■ Actions to take ■
- 1) In the Paradise Lost game review, what is the name of the recently orphaned boy the player guides underground?
- 2) Resume the Paradise Lost game review from the point where it stops.

■ Source extract ■
-- Opening Marker --

Paradise Lost
What does this Polish firstperson narrative game have to do with John Milton’s epic poem? Aside from the glimpse of a book’s spine in the opening cutscene – embossed letters spelling out the name of the author soon lost in a flurry of snow as the camera pulls out to reveal an endless frozen wasteland – we’re not quite sure. Even if we had to pick a literary work of biblical fan fiction to allude to, surely this descent beneath the earth, down through multiple levels of past sins, is more Inferno than Paradise Lost? Admittedly, Szymon, the recently orphaned boy you shepherd through the game’s underground environs, isn’t midway along the journey of his life, one way or the other. But, like Dante, he enters this underworld at ground level and works down from there, meeting his own Virgil along the way. You might notice we’re talking around the exact contents of these tunnels and caverns, and for good reason: discovering what lies beneath is by far the greatest pleasure Paradise Lost has to offer.

-- Closing Marker --

Records excerpted from a collection
-- Opening Marker --

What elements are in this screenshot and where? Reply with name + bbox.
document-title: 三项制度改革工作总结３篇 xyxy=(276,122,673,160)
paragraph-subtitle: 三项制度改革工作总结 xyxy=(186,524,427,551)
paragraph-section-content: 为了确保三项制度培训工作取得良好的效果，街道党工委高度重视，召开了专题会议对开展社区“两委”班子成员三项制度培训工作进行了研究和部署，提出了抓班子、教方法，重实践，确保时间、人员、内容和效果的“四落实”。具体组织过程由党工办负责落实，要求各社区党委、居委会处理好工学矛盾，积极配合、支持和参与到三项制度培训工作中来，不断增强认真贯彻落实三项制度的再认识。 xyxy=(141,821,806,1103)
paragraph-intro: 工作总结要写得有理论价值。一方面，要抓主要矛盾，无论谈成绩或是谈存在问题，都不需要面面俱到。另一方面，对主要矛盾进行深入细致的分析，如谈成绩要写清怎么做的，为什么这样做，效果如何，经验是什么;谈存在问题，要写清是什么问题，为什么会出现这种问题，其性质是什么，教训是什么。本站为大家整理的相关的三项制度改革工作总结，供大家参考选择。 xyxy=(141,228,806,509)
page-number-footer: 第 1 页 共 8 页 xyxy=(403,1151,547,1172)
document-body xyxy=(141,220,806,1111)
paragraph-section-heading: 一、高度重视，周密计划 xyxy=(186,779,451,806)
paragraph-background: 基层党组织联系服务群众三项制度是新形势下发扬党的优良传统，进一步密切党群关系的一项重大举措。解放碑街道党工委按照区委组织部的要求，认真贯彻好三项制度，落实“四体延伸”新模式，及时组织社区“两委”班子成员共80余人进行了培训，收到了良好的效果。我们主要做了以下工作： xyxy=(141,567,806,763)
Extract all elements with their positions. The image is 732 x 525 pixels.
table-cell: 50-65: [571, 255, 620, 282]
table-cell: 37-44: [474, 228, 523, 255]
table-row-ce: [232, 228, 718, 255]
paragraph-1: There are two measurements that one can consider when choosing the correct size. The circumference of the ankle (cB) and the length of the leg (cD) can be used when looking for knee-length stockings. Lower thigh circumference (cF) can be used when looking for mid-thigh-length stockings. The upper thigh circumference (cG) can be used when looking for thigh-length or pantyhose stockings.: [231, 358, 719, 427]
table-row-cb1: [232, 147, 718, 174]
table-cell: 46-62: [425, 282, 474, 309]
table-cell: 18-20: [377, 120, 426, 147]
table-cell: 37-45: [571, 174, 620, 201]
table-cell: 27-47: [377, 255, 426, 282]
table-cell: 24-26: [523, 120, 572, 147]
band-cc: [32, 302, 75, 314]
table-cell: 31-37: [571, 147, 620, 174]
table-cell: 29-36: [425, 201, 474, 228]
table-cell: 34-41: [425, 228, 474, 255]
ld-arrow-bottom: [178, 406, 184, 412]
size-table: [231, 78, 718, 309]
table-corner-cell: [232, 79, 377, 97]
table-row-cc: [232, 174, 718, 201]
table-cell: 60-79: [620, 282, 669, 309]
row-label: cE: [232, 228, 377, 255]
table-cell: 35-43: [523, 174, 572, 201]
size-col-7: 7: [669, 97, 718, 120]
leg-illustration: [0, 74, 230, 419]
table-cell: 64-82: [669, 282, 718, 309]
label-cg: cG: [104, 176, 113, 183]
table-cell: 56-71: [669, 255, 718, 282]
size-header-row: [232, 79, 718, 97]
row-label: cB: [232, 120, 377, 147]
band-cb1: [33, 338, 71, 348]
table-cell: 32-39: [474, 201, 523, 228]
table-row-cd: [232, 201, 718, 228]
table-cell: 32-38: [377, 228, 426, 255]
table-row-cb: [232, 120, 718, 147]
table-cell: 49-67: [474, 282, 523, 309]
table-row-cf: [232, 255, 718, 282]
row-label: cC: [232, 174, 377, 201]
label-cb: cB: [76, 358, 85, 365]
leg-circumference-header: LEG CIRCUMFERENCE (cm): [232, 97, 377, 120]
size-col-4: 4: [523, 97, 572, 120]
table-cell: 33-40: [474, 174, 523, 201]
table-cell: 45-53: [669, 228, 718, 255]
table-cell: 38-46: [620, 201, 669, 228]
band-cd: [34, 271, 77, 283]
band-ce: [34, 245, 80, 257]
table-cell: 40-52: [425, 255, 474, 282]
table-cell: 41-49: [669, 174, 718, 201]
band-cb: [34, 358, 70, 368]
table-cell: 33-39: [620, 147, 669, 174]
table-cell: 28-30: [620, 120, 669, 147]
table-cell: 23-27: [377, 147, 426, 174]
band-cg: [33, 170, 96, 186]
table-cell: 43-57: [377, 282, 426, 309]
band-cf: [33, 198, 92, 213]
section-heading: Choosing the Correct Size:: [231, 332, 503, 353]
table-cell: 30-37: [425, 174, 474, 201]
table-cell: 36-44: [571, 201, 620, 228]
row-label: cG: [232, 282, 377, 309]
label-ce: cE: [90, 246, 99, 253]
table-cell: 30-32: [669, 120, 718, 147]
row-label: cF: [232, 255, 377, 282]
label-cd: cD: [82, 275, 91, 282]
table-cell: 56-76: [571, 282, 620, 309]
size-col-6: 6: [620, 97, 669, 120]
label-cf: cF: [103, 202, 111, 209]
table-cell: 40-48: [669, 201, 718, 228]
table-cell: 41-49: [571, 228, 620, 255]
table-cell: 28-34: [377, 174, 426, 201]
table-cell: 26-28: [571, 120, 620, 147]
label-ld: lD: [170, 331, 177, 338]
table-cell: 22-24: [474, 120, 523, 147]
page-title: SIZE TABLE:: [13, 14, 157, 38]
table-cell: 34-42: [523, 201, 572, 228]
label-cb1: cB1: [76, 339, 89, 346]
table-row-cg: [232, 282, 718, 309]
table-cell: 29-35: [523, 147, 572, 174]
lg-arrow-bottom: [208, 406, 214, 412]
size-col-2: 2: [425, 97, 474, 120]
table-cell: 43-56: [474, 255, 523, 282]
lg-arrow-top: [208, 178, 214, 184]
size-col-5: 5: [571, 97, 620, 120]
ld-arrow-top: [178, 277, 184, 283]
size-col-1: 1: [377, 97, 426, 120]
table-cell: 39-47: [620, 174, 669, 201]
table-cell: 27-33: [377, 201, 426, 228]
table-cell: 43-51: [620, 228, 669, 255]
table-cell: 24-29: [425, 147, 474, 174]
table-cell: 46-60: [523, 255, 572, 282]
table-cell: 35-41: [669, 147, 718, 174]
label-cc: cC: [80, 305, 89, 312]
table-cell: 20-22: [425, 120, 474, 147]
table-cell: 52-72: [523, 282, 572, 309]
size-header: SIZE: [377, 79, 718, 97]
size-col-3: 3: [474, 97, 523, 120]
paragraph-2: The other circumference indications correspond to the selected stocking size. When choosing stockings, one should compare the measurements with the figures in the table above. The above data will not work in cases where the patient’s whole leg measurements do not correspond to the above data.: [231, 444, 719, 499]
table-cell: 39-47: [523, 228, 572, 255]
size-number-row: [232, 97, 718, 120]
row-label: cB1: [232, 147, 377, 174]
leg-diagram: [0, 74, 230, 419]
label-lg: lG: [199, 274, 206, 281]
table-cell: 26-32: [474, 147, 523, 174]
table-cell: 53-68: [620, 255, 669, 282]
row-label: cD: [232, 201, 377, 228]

-- Closing Marker --

■ Task-by-task answers ■
- 1) Szymon.

- 2)
Suffice it to say, it begins with a bunker, its walls blighted with swastikas and Parteiadler eagles, and gets stranger as you go deeper. An early discovery: the Nazi Party has survived into the 1960s, and still holds power in Germany. Yes, we’re in alternate-history territory, with a ‘what if’ that has been asked many times over, but, in the case of Paradise Lost, it’s at least being asked in a fresh voice. PolyAmorous is based in Warsaw, a city that was razed by the Luftwaffe, and the studio knows its history. The game’s underground setting, known as Gesellschaft, has its roots in the real-life Project Riese, Nazi constructions dug into the mountains of what is now Poland and abandoned at the end of the war, their intended purpose still unknown. The plot, and supporting documents found around the world, reference Heinrich Himmler, Slavic mythology, the theft of Kraków’s Veit Stoss altarpiece, a secret expedition to Tibet, the Nazis’ belief in Atlantis, and a hollow Earth. (We’ll confess to being drawn into a second descent, down the rabbit holes of Wikipedia.) In a setting that otherwise leans on a lot of stock elements (nuclear winter, heavy vault doors, warring factions), these threads add much-needed specificity. Still, we’re not quite sure the game ever earns the quantity of Nazi paraphernalia on show, nor the rawer aspects of history it plays with, because ultimately it turns out Gesellschaft’s story isn’t the one in which Paradise Lost is interested.